## Request
Please list all lines of the material below in which the string "CARBONE" occurs.

## Records to process

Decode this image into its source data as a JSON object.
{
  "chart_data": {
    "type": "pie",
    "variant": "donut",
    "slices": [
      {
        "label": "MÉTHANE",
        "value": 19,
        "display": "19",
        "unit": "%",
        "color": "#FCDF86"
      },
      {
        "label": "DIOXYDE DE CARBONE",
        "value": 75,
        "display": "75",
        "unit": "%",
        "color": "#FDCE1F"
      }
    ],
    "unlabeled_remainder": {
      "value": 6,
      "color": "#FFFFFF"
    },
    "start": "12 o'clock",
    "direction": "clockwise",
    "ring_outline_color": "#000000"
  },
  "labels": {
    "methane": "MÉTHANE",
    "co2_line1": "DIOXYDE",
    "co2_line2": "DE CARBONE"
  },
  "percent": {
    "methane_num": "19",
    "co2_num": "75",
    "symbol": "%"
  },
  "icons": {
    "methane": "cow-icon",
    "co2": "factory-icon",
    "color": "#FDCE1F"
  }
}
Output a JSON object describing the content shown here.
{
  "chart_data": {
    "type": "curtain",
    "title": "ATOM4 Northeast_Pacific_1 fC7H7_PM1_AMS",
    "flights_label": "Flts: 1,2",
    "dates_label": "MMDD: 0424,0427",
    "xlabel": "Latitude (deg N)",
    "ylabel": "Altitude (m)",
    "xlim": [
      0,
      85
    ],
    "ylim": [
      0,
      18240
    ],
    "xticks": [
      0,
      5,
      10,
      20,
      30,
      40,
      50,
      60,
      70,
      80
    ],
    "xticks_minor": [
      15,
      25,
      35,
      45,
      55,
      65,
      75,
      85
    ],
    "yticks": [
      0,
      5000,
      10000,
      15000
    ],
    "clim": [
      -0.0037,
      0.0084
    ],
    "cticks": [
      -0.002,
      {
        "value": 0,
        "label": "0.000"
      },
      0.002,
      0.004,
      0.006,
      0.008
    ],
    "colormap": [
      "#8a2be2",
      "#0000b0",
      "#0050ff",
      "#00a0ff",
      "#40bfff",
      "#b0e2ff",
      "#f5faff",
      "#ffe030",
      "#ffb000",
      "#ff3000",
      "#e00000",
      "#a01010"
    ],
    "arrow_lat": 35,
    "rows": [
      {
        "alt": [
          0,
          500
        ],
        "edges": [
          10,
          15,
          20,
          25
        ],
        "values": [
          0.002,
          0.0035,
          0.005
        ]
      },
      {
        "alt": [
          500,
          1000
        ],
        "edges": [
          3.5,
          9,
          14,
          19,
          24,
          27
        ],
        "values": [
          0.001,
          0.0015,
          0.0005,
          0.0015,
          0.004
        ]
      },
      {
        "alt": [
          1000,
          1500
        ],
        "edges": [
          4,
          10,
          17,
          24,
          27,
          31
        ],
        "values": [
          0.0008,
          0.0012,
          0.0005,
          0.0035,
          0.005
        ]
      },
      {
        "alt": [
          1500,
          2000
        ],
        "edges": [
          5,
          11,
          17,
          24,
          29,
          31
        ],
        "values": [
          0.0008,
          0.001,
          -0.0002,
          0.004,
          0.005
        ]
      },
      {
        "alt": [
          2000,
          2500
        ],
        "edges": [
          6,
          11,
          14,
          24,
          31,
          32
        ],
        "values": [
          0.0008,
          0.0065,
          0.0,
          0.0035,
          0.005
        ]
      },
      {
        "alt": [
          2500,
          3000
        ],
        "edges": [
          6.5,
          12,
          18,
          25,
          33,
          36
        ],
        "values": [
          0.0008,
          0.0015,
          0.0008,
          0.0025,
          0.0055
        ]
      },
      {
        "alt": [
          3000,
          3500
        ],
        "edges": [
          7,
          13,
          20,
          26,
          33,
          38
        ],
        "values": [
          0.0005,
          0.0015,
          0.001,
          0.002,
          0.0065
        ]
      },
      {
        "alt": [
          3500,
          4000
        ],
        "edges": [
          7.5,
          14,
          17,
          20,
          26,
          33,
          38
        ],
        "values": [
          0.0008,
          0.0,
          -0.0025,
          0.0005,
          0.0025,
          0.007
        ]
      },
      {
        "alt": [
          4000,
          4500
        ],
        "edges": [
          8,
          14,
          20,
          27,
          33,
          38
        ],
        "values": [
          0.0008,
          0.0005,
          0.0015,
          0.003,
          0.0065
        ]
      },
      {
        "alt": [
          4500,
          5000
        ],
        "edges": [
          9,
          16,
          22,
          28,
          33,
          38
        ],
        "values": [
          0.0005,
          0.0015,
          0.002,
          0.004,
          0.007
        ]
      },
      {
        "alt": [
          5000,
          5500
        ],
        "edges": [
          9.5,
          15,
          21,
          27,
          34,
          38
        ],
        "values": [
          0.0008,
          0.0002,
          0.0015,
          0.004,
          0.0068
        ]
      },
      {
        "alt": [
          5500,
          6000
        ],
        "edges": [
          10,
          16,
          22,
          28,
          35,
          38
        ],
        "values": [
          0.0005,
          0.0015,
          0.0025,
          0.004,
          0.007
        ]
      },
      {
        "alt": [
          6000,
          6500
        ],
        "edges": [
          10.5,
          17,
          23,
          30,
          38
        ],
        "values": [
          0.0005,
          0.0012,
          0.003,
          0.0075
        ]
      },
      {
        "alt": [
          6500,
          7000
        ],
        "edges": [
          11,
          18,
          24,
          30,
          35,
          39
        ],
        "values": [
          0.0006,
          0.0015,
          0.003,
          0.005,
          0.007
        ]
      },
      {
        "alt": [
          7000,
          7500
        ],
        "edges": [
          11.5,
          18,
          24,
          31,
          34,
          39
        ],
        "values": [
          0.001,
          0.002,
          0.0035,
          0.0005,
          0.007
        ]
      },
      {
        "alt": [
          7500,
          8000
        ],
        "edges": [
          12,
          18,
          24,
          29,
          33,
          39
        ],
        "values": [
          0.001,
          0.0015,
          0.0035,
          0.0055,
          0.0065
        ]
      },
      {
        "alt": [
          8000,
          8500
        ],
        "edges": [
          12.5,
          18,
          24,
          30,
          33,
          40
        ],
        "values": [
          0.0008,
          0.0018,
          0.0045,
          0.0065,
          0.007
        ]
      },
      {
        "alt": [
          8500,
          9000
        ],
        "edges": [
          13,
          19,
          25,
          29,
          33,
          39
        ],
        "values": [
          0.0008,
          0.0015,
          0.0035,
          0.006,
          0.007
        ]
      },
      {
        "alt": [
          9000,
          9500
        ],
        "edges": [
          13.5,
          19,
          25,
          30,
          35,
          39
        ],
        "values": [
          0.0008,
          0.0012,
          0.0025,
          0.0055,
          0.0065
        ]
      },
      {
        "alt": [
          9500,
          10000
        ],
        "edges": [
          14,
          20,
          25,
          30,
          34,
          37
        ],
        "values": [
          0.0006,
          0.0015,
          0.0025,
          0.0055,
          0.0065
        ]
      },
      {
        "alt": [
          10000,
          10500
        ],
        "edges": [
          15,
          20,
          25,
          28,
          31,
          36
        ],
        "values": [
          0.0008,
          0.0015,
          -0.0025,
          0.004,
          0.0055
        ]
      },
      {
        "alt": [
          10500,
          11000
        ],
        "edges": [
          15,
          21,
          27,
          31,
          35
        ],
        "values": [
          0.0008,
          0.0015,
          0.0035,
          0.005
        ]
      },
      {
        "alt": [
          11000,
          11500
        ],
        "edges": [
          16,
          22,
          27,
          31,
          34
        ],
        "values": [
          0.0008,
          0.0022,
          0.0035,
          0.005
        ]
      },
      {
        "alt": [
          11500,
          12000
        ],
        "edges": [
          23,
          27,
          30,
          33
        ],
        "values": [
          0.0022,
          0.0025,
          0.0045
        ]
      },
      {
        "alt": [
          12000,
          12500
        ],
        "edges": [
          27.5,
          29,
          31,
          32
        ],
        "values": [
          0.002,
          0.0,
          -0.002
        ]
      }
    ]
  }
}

## Right answer
        "label": "DIOXYDE DE CARBONE",
    "co2_line2": "DE CARBONE"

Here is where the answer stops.